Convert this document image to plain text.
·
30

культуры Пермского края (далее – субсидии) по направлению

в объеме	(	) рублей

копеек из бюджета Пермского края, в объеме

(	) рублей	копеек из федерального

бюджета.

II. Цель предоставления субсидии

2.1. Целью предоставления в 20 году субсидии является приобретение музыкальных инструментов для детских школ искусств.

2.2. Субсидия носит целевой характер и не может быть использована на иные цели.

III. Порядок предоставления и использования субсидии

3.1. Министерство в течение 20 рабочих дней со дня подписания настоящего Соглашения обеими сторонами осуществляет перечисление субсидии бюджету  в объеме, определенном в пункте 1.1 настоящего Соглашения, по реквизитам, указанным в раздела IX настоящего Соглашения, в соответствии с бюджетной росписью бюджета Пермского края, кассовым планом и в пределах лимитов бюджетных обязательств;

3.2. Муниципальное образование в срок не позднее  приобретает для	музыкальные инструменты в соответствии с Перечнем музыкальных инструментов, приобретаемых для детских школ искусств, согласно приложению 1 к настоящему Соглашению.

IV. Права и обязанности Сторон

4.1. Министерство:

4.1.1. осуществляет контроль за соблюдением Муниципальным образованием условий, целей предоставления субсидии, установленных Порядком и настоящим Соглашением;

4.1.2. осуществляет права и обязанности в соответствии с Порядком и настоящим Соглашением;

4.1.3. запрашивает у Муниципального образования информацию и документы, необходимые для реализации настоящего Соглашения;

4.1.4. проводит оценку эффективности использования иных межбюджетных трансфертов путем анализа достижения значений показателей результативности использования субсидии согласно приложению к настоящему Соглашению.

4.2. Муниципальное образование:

DIRECTION
Repeat all entries. Match them exactly.

EXPECTED ANSWER
Convert this document image to plain text.
·
30

культуры Пермского края (далее – субсидии) по направлению

в объеме	(	) рублей

копеек из бюджета Пермского края, в объеме

(	) рублей	копеек из федерального

бюджета.

II. Цель предоставления субсидии

2.1. Целью предоставления в 20 году субсидии является приобретение музыкальных инструментов для детских школ искусств.

2.2. Субсидия носит целевой характер и не может быть использована на иные цели.

III. Порядок предоставления и использования субсидии

3.1. Министерство в течение 20 рабочих дней со дня подписания настоящего Соглашения обеими сторонами осуществляет перечисление субсидии бюджету  в объеме, определенном в пункте 1.1 настоящего Соглашения, по реквизитам, указанным в раздела IX настоящего Соглашения, в соответствии с бюджетной росписью бюджета Пермского края, кассовым планом и в пределах лимитов бюджетных обязательств;

3.2. Муниципальное образование в срок не позднее  приобретает для	музыкальные инструменты в соответствии с Перечнем музыкальных инструментов, приобретаемых для детских школ искусств, согласно приложению 1 к настоящему Соглашению.

IV. Права и обязанности Сторон

4.1. Министерство:

4.1.1. осуществляет контроль за соблюдением Муниципальным образованием условий, целей предоставления субсидии, установленных Порядком и настоящим Соглашением;

4.1.2. осуществляет права и обязанности в соответствии с Порядком и настоящим Соглашением;

4.1.3. запрашивает у Муниципального образования информацию и документы, необходимые для реализации настоящего Соглашения;

4.1.4. проводит оценку эффективности использования иных межбюджетных трансфертов путем анализа достижения значений показателей результативности использования субсидии согласно приложению к настоящему Соглашению.

4.2. Муниципальное образование:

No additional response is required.